Figure data in JSON
———
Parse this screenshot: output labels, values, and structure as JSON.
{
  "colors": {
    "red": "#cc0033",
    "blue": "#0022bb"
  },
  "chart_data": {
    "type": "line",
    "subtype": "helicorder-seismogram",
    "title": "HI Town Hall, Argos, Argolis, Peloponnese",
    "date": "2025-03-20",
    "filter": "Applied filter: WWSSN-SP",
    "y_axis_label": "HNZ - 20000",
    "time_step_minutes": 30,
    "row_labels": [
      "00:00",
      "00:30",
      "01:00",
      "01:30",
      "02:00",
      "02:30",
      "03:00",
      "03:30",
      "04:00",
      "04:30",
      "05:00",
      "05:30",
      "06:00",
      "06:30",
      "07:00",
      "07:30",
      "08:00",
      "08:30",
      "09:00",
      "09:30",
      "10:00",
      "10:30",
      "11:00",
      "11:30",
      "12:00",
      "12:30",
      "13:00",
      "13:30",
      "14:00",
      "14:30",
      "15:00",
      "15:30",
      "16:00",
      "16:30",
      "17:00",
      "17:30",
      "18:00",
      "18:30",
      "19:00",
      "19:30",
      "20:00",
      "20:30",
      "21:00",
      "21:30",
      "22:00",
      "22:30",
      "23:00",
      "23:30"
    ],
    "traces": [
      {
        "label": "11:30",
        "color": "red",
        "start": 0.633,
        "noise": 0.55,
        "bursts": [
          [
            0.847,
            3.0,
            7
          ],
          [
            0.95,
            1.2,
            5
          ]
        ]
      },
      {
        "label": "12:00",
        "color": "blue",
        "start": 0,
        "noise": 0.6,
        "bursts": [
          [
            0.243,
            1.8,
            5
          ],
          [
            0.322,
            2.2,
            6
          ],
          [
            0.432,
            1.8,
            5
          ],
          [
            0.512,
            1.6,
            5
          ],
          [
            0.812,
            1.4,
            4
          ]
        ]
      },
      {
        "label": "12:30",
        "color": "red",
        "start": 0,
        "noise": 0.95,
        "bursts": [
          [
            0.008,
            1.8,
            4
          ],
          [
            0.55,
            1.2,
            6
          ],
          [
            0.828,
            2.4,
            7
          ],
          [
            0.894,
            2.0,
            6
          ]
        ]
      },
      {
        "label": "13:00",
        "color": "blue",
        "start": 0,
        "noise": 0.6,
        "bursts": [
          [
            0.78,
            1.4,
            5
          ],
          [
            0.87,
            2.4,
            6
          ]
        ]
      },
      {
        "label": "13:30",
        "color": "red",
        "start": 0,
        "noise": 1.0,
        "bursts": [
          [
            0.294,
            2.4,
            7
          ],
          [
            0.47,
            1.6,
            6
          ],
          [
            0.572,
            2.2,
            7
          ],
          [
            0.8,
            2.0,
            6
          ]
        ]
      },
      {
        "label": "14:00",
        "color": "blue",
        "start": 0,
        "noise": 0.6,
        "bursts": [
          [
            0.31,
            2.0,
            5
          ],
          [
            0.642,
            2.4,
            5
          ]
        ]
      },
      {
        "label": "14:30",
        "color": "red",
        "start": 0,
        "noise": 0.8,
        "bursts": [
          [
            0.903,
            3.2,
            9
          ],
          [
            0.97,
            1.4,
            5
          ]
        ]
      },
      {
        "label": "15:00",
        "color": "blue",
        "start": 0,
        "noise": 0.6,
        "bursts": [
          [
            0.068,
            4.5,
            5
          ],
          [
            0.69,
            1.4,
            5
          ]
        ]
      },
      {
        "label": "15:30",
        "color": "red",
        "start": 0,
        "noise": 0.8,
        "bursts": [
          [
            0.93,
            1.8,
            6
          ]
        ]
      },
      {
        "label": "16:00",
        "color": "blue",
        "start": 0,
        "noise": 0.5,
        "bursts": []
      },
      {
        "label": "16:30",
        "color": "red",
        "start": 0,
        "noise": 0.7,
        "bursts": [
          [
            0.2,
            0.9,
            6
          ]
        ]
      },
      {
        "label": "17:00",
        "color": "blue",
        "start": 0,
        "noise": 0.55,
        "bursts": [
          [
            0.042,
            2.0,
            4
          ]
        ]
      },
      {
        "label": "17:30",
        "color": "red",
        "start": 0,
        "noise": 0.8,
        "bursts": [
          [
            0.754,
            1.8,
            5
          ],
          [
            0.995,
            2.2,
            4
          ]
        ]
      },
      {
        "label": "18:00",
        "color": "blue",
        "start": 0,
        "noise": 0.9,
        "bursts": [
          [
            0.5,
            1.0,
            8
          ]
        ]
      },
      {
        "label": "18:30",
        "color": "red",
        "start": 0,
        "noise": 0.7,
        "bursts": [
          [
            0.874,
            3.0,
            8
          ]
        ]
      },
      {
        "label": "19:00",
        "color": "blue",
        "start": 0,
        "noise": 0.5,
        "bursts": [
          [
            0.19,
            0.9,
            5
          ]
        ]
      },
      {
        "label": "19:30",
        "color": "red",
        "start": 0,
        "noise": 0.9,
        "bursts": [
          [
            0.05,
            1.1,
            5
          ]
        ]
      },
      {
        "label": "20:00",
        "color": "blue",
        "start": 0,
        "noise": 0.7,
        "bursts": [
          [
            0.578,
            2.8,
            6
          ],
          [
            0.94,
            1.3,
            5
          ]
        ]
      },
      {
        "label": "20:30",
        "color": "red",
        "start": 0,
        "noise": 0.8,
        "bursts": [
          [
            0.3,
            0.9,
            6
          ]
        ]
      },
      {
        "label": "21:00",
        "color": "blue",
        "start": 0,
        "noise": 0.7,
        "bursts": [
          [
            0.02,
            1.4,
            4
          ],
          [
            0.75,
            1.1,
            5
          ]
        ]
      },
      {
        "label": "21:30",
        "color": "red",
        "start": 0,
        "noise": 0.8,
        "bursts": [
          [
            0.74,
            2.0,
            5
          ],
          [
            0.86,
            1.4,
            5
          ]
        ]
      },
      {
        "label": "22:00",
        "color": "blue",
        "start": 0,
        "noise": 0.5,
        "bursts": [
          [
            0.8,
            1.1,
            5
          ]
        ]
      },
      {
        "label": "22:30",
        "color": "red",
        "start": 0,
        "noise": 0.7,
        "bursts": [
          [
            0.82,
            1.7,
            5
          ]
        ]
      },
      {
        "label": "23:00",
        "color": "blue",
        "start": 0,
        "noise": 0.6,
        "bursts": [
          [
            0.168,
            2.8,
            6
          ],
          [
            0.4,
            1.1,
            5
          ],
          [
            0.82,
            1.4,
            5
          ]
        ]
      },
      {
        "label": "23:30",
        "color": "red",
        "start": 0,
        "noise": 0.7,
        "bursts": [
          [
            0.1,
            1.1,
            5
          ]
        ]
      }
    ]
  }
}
———
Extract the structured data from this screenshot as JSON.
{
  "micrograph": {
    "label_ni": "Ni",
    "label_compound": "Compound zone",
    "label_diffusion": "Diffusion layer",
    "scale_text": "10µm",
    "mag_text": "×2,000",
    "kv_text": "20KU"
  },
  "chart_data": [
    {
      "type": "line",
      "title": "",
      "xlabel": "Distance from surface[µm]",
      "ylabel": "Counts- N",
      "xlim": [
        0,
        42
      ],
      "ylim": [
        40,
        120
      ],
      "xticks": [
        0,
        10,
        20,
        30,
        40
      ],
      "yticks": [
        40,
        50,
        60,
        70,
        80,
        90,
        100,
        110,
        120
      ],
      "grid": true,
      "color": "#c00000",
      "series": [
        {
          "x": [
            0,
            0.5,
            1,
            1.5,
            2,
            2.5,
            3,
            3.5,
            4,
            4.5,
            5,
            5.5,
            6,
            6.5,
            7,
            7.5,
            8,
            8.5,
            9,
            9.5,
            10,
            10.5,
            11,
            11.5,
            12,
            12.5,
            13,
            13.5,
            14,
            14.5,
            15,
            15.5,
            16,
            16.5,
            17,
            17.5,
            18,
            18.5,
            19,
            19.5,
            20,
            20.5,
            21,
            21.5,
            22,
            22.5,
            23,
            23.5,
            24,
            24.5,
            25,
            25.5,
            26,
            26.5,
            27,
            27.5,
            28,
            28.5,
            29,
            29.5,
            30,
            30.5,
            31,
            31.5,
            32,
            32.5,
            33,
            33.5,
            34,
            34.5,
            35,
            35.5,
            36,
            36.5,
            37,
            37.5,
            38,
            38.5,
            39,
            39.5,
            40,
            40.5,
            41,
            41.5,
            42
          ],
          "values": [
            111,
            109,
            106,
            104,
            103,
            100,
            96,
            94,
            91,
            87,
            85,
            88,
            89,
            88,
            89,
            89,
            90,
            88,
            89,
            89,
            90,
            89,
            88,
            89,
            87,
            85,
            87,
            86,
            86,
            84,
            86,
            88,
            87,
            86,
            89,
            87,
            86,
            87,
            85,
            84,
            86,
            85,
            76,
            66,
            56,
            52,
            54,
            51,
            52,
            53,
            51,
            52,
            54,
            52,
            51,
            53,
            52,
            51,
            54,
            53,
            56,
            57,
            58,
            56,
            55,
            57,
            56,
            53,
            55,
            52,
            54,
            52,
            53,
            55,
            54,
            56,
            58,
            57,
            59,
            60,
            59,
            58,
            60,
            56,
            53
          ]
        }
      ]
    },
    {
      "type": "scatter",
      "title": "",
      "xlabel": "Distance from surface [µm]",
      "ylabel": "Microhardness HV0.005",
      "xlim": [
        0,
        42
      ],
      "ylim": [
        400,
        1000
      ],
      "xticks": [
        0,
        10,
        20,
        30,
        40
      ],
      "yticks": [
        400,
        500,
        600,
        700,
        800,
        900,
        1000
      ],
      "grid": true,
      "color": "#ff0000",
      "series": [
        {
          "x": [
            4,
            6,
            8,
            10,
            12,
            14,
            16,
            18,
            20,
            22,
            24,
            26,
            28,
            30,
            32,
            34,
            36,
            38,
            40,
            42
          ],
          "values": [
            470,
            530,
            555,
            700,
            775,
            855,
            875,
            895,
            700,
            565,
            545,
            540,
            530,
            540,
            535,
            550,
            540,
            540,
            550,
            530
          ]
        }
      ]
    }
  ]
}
———
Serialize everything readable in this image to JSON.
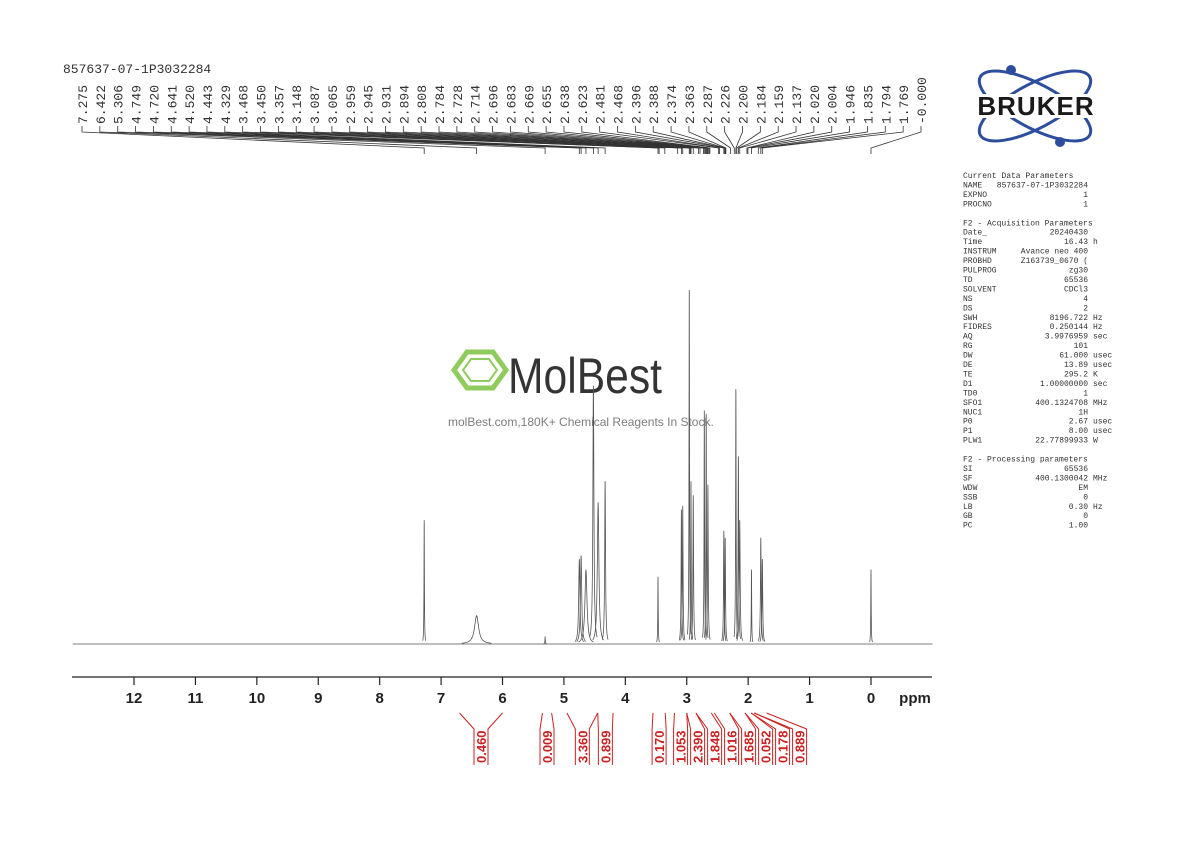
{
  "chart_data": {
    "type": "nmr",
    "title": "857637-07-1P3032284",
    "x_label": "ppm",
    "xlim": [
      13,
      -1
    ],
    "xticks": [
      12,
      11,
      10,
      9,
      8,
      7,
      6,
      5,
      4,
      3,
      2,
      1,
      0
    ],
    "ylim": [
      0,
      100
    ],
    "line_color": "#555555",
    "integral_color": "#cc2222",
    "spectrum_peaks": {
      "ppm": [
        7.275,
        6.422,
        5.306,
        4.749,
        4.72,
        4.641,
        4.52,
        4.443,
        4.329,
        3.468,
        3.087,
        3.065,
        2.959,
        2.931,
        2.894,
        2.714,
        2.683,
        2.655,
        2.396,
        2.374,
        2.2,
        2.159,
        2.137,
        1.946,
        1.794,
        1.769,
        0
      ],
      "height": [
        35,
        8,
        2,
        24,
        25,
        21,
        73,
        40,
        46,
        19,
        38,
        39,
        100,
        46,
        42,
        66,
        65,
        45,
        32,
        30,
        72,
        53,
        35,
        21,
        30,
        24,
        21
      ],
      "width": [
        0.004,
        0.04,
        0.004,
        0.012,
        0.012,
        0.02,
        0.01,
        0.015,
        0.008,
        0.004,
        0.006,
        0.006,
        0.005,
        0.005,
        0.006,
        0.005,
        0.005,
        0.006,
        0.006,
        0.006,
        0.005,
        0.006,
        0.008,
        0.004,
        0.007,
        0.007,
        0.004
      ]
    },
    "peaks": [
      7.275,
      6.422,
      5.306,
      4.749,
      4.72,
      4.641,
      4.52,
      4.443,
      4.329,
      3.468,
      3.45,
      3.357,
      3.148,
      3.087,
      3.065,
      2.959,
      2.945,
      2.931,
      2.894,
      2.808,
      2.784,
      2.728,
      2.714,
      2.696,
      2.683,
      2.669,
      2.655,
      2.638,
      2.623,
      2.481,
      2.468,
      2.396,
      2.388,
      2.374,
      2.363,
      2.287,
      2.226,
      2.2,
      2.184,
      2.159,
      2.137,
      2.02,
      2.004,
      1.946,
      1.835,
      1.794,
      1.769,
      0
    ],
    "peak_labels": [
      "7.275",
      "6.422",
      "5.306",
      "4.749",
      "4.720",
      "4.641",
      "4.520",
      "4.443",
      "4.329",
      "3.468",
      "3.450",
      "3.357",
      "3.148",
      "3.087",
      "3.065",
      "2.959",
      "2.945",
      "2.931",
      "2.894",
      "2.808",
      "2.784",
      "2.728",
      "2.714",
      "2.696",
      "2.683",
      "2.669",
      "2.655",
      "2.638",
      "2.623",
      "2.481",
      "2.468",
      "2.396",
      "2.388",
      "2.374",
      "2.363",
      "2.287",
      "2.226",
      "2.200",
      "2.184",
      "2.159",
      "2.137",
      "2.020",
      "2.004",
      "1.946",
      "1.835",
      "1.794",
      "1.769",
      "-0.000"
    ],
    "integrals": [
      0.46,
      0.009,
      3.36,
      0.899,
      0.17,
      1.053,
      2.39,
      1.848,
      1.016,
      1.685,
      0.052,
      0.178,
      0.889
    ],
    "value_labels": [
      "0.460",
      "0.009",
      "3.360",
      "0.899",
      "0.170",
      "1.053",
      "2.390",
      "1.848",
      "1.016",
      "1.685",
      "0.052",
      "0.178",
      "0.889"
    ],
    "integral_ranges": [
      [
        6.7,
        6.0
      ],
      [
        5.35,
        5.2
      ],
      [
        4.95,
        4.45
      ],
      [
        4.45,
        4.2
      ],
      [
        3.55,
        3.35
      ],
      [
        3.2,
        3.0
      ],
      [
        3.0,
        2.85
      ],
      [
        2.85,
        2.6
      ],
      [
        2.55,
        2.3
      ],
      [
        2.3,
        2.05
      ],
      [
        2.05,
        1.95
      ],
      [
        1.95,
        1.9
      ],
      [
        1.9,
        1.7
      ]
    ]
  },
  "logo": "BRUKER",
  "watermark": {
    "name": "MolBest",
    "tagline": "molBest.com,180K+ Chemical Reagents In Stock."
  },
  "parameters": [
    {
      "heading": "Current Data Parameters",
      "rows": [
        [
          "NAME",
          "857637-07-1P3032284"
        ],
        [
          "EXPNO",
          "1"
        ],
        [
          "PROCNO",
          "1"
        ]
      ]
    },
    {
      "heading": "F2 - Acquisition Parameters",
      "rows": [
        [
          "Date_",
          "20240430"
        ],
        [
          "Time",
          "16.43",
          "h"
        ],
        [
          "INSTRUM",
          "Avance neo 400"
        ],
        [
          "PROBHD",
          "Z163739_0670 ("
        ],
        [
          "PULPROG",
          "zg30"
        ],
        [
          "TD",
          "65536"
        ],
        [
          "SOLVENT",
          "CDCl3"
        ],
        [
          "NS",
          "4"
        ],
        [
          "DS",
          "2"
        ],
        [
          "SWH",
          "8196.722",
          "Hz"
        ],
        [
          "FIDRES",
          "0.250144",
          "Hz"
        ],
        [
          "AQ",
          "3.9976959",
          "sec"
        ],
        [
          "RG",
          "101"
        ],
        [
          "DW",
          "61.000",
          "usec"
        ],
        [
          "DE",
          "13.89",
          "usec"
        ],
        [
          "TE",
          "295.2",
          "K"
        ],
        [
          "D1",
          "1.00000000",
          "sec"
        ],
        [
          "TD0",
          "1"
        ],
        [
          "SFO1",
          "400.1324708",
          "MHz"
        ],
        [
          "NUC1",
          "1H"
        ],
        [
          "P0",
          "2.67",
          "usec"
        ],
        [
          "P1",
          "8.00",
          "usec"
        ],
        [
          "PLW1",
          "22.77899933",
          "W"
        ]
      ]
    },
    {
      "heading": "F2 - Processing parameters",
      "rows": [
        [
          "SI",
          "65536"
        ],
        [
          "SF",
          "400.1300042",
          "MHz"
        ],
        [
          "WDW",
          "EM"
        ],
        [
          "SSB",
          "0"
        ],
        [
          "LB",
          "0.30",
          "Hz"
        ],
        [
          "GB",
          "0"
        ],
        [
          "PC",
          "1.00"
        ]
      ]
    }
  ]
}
———
Provide only the number of lines in the records containing the string "Distance".

2